__Objective__
What number of lines in the material contain the word "Skip"? Give that number alone.

__Records shown__
>> start

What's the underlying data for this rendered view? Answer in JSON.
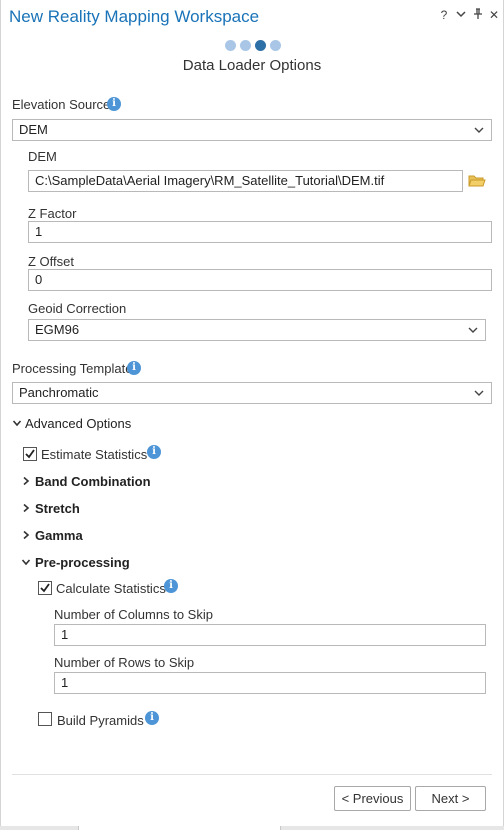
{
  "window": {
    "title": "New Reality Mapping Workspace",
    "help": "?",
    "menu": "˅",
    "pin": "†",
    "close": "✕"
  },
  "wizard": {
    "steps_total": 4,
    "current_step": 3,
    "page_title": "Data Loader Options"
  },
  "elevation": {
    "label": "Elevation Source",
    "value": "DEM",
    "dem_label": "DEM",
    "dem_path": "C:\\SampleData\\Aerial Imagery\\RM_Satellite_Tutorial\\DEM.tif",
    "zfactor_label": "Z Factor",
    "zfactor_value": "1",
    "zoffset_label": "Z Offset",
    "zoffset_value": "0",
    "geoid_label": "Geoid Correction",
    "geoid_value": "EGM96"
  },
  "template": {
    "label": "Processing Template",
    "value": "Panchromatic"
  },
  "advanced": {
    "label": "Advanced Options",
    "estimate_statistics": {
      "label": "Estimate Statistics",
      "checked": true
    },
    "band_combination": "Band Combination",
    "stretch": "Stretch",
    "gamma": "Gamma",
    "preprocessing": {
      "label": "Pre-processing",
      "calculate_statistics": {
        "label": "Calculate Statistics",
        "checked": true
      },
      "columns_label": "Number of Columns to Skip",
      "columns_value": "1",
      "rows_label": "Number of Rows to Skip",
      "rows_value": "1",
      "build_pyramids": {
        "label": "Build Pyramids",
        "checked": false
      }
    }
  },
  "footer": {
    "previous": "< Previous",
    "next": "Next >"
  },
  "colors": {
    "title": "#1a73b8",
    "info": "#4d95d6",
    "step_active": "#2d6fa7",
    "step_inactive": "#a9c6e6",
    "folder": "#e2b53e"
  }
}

>> end
>> start

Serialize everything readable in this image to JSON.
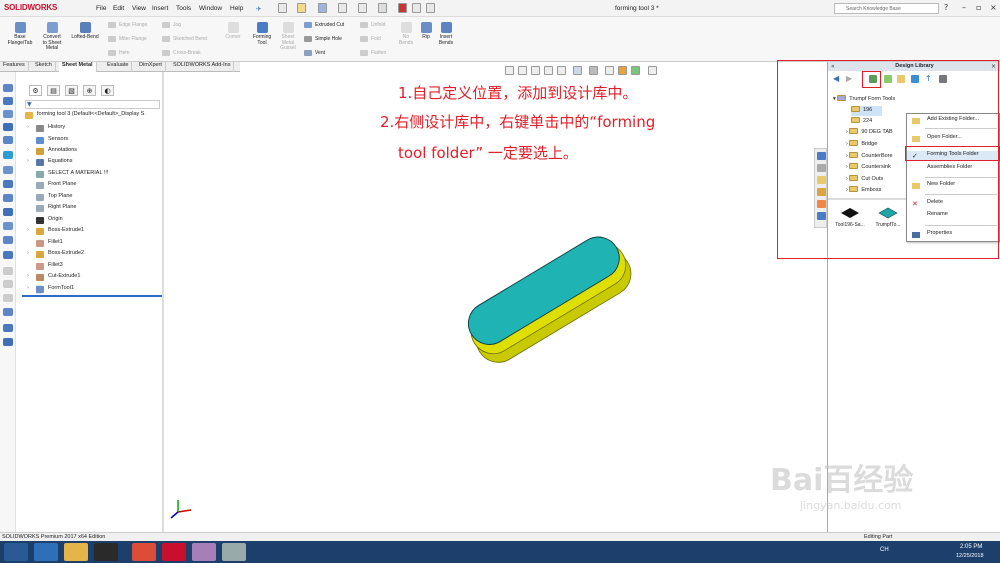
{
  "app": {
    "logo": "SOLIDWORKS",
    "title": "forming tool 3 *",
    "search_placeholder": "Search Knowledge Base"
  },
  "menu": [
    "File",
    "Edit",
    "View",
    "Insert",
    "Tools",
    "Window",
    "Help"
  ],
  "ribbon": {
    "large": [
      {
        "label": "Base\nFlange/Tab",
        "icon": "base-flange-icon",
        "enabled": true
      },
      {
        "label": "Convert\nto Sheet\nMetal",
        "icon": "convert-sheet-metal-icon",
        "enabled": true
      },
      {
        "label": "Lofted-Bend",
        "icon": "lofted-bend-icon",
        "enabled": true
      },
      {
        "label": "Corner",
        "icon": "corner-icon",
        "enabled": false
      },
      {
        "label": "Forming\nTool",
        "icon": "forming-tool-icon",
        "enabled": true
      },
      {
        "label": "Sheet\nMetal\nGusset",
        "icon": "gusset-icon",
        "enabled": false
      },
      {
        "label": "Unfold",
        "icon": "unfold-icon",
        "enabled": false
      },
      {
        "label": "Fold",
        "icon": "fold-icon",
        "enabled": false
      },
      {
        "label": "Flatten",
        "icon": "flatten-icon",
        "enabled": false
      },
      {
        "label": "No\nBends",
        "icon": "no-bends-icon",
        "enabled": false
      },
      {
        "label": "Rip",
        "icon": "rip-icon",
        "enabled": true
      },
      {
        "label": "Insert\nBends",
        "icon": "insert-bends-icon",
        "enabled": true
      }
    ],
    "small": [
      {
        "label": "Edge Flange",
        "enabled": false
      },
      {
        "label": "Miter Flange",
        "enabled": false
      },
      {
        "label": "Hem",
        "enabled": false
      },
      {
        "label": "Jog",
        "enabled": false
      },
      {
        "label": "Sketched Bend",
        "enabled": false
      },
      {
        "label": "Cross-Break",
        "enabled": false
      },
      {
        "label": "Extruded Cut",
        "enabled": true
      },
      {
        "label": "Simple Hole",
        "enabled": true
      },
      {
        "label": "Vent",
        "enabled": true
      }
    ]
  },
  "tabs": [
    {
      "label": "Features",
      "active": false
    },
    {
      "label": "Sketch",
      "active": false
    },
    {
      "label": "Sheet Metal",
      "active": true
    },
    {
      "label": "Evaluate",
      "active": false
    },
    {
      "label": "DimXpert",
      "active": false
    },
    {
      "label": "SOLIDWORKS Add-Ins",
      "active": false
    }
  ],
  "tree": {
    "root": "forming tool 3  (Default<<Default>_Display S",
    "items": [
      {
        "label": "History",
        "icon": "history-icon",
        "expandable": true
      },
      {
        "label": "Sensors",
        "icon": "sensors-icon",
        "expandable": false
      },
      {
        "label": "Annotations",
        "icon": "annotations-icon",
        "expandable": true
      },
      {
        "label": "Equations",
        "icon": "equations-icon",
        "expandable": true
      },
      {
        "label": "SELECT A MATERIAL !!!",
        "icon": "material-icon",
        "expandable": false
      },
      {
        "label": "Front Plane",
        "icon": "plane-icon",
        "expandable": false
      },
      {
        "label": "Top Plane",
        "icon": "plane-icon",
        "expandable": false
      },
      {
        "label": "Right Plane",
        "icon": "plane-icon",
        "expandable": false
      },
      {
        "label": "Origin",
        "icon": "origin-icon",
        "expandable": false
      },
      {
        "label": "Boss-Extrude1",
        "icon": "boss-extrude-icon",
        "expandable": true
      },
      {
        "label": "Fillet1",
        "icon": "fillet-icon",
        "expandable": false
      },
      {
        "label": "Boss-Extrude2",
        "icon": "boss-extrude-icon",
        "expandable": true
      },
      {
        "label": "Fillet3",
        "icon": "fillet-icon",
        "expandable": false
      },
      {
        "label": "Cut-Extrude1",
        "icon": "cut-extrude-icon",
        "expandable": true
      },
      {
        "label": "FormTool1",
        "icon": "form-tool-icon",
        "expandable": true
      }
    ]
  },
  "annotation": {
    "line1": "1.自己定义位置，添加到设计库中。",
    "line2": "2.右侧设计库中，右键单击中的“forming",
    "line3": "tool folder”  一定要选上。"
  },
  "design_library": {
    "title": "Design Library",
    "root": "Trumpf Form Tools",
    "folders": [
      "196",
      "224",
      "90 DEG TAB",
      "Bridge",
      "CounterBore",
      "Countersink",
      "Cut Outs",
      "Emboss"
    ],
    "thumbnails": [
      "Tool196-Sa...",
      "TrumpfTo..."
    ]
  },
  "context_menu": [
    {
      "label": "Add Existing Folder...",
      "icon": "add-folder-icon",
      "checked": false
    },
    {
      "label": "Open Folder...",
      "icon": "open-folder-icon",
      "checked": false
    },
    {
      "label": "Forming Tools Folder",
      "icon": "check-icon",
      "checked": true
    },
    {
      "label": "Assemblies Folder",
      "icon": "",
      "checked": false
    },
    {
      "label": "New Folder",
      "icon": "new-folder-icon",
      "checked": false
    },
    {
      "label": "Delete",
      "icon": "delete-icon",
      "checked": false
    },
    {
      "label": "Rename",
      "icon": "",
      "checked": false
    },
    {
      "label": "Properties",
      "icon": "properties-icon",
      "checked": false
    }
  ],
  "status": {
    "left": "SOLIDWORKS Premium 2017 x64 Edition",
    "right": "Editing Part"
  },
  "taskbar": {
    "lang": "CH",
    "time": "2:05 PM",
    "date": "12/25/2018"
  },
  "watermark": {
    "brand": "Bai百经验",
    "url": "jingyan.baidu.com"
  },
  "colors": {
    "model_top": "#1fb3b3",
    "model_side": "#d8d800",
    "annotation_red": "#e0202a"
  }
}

>> end

__Reply__
2